- EXTRAIT:
____

En 1793, la République française est en guerre contre l’Europe des Rois et des Reines, laquelle craint une contamination « républicaine ». C’est donc la mobilisation générale en France contre la coalition, mais les conscrits sont en majorité des paysans, non seulement qu’il faut nourrir, mais ce qui fait que l’agriculture manque de bras. Il faut donc trouver des fournisseurs de blé. La Régence d’Alger répond « présent » à la fois au plan diplomatique (d’où cette référence à « l’amitié ») et au plan « import-export », puisqu’elle produit du blé en excédent, ce qui pourrait expliquer des premiers contacts politico-commerciaux entre le Dey et la maison Bacri & Burnach.

À qui  B & B a-t-elle acheté son blé ? À de gros colons, indigènes et/ou turcs, qui font suer le burnous, ou directement en envoyant des émissaires acheter à bas prix auprès des agriculteurs « meskines (pauvres) » ? Combien de tonnes ont-elles été vendues et à quel prix ? Existe-t-il un contrat entre la République française et B & B ? Le prix est-il normal ou exorbitant ? Quelle est la qualité du grain et son état de conservation ? Quelle est sa destination : Italie ou Égypte ? Y-a-t- il eu une avance comme c’est normal pour un chargement FOB (franco on board) ou FAS (franco along ship) ? Pourquoi l’acheteur a-t-il tant tardé à honorer la ou les factures finales ? La quantité prévue initialement a-t-elle été effectivement livrée ? A-t-on conservé des documents de réception de la marchandise ?  Des intermédiaires ont-ils reçu des dessous de table ? Toutes questions qui devraient figurer dans le dossier contentieux entre la République française et B & B, si tant est qu’il y ait eu un vrai dossier !

Au départ, il s’agissait de contrat « privé » du côté algérien, mais B &B a souhaité « refiler » tout ou partie du contentieux à la Régence, qui aurait pu être l’instigatrice du dit contrat. Pourquoi la Régence a-t-elle accepté un tel contentieux qu’elle n’a pas su gérer ?  Qu’est devenu ensuite B  B ? Qui a été floué réellement dans l’affaire : B & B ou la Régence ?

____

- EXERCICES:
**1)** Relevez, dans le paragraphe de l'extrait qui commence par « À qui », toutes les questions introduites par un mot interrogatif.
**2)** Résumez sous forme de liste le paragraphe de l'extrait commençant par « En 1793 », en conservant ses faits essentiels.
**3)** Rédigez la suite de l'extrait consacré à l'affaire du blé entre la maison Bacri & Burnach et la Régence d'Alger, à partir de sa dernière phrase.

- DONNÉES FOURNIES:
____

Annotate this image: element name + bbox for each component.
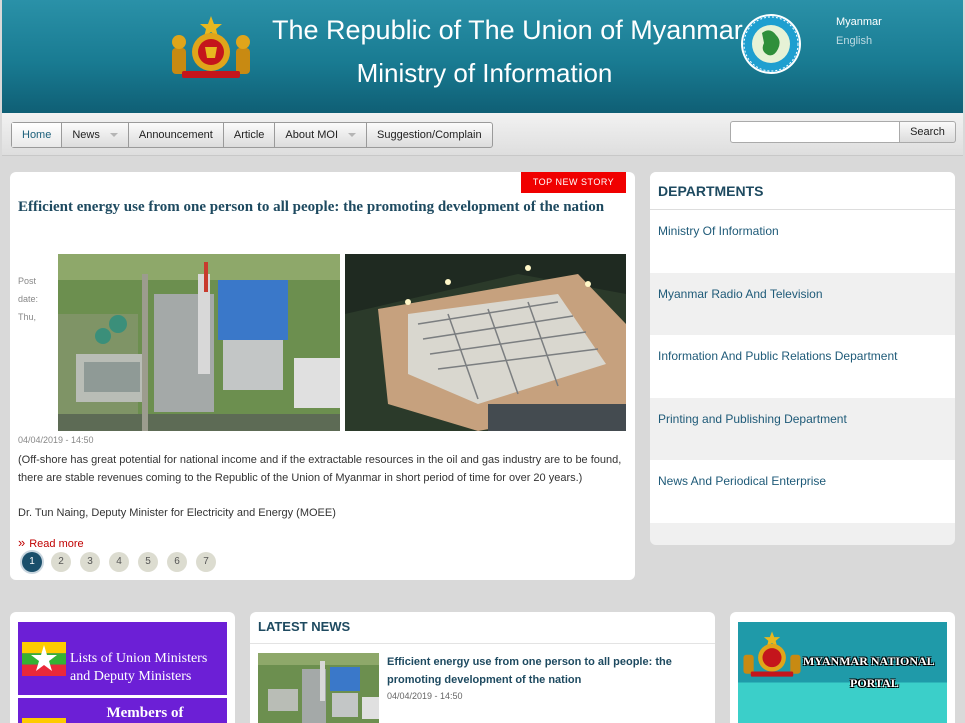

____

- RÉPONSES PAR EXERCICE:
**1)**
- « À qui B & B a-t-elle acheté son blé ? »
- « Combien de tonnes ont-elles été vendues et à quel prix ? »
- « Quelle est la qualité du grain et son état de conservation ? »
- « Quelle est sa destination : Italie ou Égypte ? »
- « Pourquoi l'acheteur a-t-il tant tardé à honorer la ou les factures finales ? »

**2)**
- En 1793, la République française est en guerre contre l'Europe des Rois et des Reines, qui redoute une contamination « républicaine ».
- La mobilisation générale enrôle surtout des paysans : il faut les nourrir, et l'agriculture manque de bras.
- La France doit donc trouver des fournisseurs de blé.
- La Régence d'Alger répond sur le plan diplomatique (« l'amitié ») comme sur le plan commercial, car elle produit du blé en excédent.
- Cela pourrait expliquer les premiers contacts politico-commerciaux entre le Dey et la maison Bacri & Burnach.

**3)**
Par ailleurs, pourquoi Mustapha Pacha, Dey d'Alger, a-t-il été assassiné par les Janissaires « au pied d’une mosquée dont les portes se sont refermées devant lui » ? Cela a-t-il une relation avec le contentieux de blé que Mustapha Pacha aurait souhaité régler à l’amiable ? On regardera avec intérêt la dernière phrase de la correspondance de Mustapha Pacha à Bonaparte : « Si à l’avenir il survient quelques discussions entre nous, écrivez-moi directement, et tout s’arrangera à l’amiable » (Signé Talleyrand dans la Gazette, devenue plus tard Moniteur officiel). Si contentieux il y avait alors entre la Régence et la République française, c’était bien le moment de le régler ! En outre David Bacri, nommé Consul Général par Napoléon 1er, est décapité en 1811 sur l’ordre du Dey … ! Vous avez dit bizarre ?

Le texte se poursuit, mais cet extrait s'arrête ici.